Data records
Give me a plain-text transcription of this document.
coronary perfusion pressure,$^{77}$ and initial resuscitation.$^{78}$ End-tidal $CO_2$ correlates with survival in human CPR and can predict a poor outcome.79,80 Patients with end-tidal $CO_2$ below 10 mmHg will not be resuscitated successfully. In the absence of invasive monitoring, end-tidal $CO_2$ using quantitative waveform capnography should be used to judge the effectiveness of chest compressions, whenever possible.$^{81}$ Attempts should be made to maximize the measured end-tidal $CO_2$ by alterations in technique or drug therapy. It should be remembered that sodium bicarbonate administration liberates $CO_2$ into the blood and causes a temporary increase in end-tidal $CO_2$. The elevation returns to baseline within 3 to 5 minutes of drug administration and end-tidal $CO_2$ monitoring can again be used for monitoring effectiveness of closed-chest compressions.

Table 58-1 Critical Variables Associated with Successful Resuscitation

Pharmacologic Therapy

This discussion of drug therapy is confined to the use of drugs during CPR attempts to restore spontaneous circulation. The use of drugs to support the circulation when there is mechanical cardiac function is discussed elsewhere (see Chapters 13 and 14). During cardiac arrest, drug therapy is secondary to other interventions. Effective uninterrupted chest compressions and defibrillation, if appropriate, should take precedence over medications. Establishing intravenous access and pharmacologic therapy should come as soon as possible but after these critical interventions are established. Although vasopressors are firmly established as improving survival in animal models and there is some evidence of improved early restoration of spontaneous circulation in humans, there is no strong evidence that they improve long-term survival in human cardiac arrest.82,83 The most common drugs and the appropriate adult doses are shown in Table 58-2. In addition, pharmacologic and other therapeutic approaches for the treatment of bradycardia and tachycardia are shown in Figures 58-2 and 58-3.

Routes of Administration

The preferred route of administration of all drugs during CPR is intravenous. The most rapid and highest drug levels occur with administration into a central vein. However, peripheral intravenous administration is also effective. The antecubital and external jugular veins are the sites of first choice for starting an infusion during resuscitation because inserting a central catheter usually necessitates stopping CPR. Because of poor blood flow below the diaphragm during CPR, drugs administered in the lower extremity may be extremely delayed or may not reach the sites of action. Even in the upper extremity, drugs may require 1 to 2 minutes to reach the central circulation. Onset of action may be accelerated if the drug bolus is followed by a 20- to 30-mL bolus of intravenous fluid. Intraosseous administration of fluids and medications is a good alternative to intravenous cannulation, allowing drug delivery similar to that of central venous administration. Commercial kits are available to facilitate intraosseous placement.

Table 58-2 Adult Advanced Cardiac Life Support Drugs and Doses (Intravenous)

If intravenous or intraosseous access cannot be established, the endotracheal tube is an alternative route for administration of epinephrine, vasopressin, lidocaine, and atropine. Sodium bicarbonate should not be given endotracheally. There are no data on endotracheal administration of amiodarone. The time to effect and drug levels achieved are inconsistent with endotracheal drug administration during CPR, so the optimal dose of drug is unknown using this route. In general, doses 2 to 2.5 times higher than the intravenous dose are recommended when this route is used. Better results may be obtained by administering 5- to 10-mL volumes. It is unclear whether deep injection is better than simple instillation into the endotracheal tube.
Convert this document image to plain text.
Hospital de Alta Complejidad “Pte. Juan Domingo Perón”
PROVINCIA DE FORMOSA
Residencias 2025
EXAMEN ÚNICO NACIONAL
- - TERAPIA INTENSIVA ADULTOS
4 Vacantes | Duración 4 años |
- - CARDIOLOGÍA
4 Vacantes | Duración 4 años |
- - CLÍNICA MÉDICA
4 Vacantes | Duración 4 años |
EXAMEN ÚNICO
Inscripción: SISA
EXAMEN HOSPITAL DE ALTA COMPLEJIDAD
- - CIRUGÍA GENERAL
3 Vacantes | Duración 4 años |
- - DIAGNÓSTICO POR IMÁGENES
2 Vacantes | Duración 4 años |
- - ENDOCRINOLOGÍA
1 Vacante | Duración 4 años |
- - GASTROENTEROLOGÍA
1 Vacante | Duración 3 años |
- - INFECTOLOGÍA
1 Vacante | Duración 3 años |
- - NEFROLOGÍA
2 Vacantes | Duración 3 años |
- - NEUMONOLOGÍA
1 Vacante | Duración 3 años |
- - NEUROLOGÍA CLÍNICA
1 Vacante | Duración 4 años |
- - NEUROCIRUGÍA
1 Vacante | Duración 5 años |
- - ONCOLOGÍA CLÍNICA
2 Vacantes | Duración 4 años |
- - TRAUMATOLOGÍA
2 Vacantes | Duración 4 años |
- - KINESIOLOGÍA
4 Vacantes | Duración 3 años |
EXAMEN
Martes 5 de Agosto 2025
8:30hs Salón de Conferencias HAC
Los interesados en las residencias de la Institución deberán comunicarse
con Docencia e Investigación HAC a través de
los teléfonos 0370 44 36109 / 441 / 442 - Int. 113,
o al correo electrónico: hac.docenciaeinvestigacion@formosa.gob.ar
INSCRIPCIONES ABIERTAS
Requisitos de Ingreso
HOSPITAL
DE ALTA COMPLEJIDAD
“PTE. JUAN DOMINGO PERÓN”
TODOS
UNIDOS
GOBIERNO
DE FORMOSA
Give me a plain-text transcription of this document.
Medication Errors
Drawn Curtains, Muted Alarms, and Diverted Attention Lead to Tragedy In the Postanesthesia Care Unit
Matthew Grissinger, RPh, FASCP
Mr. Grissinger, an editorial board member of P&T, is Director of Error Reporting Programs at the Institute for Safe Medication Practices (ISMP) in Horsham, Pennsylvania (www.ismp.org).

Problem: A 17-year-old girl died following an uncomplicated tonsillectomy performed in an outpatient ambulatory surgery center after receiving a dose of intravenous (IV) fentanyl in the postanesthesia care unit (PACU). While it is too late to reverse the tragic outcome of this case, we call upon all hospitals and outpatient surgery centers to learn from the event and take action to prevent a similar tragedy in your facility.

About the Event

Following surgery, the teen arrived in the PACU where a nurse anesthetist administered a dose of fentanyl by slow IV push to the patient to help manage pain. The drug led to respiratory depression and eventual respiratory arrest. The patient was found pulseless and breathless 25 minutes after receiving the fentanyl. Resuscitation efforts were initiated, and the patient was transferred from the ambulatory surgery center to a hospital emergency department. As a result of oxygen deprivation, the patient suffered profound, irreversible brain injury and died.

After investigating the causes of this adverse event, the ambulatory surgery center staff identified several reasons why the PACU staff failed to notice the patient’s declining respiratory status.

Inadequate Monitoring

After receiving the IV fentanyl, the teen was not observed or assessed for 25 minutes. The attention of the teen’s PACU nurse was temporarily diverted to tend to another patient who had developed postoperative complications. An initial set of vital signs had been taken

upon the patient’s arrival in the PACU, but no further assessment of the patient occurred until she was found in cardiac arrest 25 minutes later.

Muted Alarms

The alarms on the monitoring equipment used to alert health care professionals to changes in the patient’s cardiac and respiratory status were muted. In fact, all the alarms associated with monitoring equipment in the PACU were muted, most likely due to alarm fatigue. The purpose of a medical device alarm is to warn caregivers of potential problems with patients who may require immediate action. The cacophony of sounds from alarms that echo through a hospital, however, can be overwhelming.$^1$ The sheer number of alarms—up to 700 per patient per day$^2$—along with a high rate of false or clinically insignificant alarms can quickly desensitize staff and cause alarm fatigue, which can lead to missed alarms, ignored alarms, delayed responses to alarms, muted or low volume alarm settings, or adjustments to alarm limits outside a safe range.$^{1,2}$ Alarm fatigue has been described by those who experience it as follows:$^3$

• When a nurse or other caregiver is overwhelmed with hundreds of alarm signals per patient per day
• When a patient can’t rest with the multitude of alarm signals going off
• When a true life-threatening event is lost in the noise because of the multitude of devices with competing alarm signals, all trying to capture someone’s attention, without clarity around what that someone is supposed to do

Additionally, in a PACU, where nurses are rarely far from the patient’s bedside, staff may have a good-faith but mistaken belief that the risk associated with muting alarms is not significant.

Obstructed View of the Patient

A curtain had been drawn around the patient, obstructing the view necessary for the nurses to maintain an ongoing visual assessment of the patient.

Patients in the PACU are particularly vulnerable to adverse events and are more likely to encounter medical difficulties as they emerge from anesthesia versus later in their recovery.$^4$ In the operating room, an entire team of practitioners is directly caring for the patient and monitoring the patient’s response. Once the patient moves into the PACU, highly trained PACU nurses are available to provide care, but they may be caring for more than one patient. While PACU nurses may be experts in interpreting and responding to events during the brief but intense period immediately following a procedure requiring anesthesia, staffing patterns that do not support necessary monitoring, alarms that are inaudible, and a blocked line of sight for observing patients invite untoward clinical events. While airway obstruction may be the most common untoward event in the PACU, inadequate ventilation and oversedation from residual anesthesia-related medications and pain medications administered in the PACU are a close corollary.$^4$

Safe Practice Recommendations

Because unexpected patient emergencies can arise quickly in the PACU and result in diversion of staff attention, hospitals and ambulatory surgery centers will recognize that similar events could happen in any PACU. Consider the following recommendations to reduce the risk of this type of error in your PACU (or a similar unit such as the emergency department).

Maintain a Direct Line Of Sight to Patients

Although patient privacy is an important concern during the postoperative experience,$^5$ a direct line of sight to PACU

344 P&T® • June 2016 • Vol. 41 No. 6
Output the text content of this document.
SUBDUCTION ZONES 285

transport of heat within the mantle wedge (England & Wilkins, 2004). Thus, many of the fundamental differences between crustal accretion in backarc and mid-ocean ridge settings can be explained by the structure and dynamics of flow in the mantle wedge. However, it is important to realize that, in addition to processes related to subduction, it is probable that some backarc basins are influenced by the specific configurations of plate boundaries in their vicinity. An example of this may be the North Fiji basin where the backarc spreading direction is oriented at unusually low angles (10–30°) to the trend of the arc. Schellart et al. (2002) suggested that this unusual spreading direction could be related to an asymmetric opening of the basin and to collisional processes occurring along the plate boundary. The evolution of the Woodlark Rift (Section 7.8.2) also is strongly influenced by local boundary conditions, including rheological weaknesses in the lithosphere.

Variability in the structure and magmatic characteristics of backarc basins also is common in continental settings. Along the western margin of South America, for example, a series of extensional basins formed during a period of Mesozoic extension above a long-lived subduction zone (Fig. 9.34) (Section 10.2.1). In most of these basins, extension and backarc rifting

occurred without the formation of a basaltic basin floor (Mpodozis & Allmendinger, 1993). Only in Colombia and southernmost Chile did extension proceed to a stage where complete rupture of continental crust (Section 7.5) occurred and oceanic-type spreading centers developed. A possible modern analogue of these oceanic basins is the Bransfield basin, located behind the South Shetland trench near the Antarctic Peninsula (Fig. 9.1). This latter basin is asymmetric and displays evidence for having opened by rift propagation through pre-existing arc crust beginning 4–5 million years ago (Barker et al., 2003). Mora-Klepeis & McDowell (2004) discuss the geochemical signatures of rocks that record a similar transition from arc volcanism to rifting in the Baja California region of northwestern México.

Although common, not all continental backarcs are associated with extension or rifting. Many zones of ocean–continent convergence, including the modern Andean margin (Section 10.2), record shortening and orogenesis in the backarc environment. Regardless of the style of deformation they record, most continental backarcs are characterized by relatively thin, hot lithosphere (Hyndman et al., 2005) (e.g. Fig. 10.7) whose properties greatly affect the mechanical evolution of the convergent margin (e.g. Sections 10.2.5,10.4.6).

Assignment
Working through the records, find each line containing the word "ÚNICO" and copy it.

Final answer
EXAMEN ÚNICO NACIONAL
EXAMEN ÚNICO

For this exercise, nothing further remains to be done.